§ Directions for this task
Copy every line, leaving nothing out and adding nothing.

Data entries:
'''
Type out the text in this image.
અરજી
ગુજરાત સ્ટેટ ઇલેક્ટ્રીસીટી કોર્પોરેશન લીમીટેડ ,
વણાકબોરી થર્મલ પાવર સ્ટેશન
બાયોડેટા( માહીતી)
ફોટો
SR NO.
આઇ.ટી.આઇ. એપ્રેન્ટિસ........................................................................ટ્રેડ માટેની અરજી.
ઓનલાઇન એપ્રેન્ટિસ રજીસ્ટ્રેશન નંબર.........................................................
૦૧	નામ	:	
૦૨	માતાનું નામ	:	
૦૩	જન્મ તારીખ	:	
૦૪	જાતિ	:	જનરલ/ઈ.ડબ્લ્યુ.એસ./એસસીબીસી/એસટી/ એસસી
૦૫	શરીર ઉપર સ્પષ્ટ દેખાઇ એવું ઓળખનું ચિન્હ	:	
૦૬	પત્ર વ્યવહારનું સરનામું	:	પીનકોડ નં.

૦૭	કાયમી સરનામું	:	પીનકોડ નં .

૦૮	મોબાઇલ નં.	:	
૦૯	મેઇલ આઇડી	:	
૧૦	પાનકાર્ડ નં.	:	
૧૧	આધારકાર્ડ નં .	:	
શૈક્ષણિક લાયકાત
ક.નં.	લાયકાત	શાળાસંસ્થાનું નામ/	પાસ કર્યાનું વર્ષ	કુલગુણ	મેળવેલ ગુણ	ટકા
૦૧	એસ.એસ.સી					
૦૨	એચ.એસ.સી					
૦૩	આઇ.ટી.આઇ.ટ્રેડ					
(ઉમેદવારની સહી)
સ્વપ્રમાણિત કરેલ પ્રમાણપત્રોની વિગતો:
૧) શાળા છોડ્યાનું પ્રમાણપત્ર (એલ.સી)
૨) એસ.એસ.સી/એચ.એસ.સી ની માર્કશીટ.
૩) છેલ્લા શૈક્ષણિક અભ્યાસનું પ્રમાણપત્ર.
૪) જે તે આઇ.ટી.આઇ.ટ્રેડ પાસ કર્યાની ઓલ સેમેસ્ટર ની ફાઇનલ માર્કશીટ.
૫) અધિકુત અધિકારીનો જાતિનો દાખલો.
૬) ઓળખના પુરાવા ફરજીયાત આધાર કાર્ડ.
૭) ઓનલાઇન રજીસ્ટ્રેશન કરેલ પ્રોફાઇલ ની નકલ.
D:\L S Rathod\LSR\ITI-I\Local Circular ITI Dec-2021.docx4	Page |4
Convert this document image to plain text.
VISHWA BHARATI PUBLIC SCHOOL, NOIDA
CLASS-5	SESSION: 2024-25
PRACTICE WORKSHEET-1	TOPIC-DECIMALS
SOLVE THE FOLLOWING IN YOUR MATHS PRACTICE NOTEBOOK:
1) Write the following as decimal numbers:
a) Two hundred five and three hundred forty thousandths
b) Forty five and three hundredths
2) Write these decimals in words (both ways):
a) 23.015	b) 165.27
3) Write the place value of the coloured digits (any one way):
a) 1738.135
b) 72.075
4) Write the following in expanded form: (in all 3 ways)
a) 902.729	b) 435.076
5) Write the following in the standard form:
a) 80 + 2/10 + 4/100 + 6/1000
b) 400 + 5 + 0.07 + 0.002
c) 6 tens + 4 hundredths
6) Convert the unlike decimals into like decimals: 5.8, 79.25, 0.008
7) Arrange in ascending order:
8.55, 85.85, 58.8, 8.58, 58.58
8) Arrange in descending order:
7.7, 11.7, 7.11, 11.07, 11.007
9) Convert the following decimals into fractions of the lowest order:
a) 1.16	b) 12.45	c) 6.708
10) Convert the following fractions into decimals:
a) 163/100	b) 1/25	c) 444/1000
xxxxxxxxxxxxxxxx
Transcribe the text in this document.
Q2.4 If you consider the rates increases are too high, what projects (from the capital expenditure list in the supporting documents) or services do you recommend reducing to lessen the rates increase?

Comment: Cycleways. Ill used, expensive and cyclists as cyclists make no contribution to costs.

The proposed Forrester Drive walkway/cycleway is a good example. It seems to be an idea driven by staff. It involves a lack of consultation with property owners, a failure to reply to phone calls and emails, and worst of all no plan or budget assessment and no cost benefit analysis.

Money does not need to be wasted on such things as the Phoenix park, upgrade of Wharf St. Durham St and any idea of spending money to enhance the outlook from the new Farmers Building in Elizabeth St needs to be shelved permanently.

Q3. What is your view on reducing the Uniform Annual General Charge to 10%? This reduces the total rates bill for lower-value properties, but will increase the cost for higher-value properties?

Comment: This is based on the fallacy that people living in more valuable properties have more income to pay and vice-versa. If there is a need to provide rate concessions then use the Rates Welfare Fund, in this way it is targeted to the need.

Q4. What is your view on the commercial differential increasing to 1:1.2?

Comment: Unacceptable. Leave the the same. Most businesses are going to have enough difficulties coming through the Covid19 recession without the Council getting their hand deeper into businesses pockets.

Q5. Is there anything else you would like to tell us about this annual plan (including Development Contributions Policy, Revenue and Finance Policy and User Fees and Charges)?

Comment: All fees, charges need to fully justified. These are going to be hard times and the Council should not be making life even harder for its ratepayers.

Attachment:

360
'''
§ Exercise result
Type out the text in this image.
અરજી
ગુજરાત સ્ટેટ ઇલેક્ટ્રીસીટી કોર્પોરેશન લીમીટેડ ,
વણાકબોરી થર્મલ પાવર સ્ટેશન
બાયોડેટા( માહીતી)
ફોટો
SR NO.
આઇ.ટી.આઇ. એપ્રેન્ટિસ........................................................................ટ્રેડ માટેની અરજી.
ઓનલાઇન એપ્રેન્ટિસ રજીસ્ટ્રેશન નંબર.........................................................
૦૧	નામ	:	
૦૨	માતાનું નામ	:	
૦૩	જન્મ તારીખ	:	
૦૪	જાતિ	:	જનરલ/ઈ.ડબ્લ્યુ.એસ./એસસીબીસી/એસટી/ એસસી
૦૫	શરીર ઉપર સ્પષ્ટ દેખાઇ એવું ઓળખનું ચિન્હ	:	
૦૬	પત્ર વ્યવહારનું સરનામું	:	પીનકોડ નં.

૦૭	કાયમી સરનામું	:	પીનકોડ નં .

૦૮	મોબાઇલ નં.	:	
૦૯	મેઇલ આઇડી	:	
૧૦	પાનકાર્ડ નં.	:	
૧૧	આધારકાર્ડ નં .	:	
શૈક્ષણિક લાયકાત
ક.નં.	લાયકાત	શાળાસંસ્થાનું નામ/	પાસ કર્યાનું વર્ષ	કુલગુણ	મેળવેલ ગુણ	ટકા
૦૧	એસ.એસ.સી					
૦૨	એચ.એસ.સી					
૦૩	આઇ.ટી.આઇ.ટ્રેડ					
(ઉમેદવારની સહી)
સ્વપ્રમાણિત કરેલ પ્રમાણપત્રોની વિગતો:
૧) શાળા છોડ્યાનું પ્રમાણપત્ર (એલ.સી)
૨) એસ.એસ.સી/એચ.એસ.સી ની માર્કશીટ.
૩) છેલ્લા શૈક્ષણિક અભ્યાસનું પ્રમાણપત્ર.
૪) જે તે આઇ.ટી.આઇ.ટ્રેડ પાસ કર્યાની ઓલ સેમેસ્ટર ની ફાઇનલ માર્કશીટ.
૫) અધિકુત અધિકારીનો જાતિનો દાખલો.
૬) ઓળખના પુરાવા ફરજીયાત આધાર કાર્ડ.
૭) ઓનલાઇન રજીસ્ટ્રેશન કરેલ પ્રોફાઇલ ની નકલ.
D:\L S Rathod\LSR\ITI-I\Local Circular ITI Dec-2021.docx4	Page |4
Convert this document image to plain text.
VISHWA BHARATI PUBLIC SCHOOL, NOIDA
CLASS-5	SESSION: 2024-25
PRACTICE WORKSHEET-1	TOPIC-DECIMALS
SOLVE THE FOLLOWING IN YOUR MATHS PRACTICE NOTEBOOK:
1) Write the following as decimal numbers:
a) Two hundred five and three hundred forty thousandths
b) Forty five and three hundredths
2) Write these decimals in words (both ways):
a) 23.015	b) 165.27
3) Write the place value of the coloured digits (any one way):
a) 1738.135
b) 72.075
4) Write the following in expanded form: (in all 3 ways)
a) 902.729	b) 435.076
5) Write the following in the standard form:
a) 80 + 2/10 + 4/100 + 6/1000
b) 400 + 5 + 0.07 + 0.002
c) 6 tens + 4 hundredths
6) Convert the unlike decimals into like decimals: 5.8, 79.25, 0.008
7) Arrange in ascending order:
8.55, 85.85, 58.8, 8.58, 58.58
8) Arrange in descending order:
7.7, 11.7, 7.11, 11.07, 11.007
9) Convert the following decimals into fractions of the lowest order:
a) 1.16	b) 12.45	c) 6.708
10) Convert the following fractions into decimals:
a) 163/100	b) 1/25	c) 444/1000
xxxxxxxxxxxxxxxx
Transcribe the text in this document.
Q2.4 If you consider the rates increases are too high, what projects (from the capital expenditure list in the supporting documents) or services do you recommend reducing to lessen the rates increase?

Comment: Cycleways. Ill used, expensive and cyclists as cyclists make no contribution to costs.

The proposed Forrester Drive walkway/cycleway is a good example. It seems to be an idea driven by staff. It involves a lack of consultation with property owners, a failure to reply to phone calls and emails, and worst of all no plan or budget assessment and no cost benefit analysis.

Money does not need to be wasted on such things as the Phoenix park, upgrade of Wharf St. Durham St and any idea of spending money to enhance the outlook from the new Farmers Building in Elizabeth St needs to be shelved permanently.

Q3. What is your view on reducing the Uniform Annual General Charge to 10%? This reduces the total rates bill for lower-value properties, but will increase the cost for higher-value properties?

Comment: This is based on the fallacy that people living in more valuable properties have more income to pay and vice-versa. If there is a need to provide rate concessions then use the Rates Welfare Fund, in this way it is targeted to the need.

Q4. What is your view on the commercial differential increasing to 1:1.2?

Comment: Unacceptable. Leave the the same. Most businesses are going to have enough difficulties coming through the Covid19 recession without the Council getting their hand deeper into businesses pockets.

Q5. Is there anything else you would like to tell us about this annual plan (including Development Contributions Policy, Revenue and Finance Policy and User Fees and Charges)?

Comment: All fees, charges need to fully justified. These are going to be hard times and the Council should not be making life even harder for its ratepayers.

Attachment:

360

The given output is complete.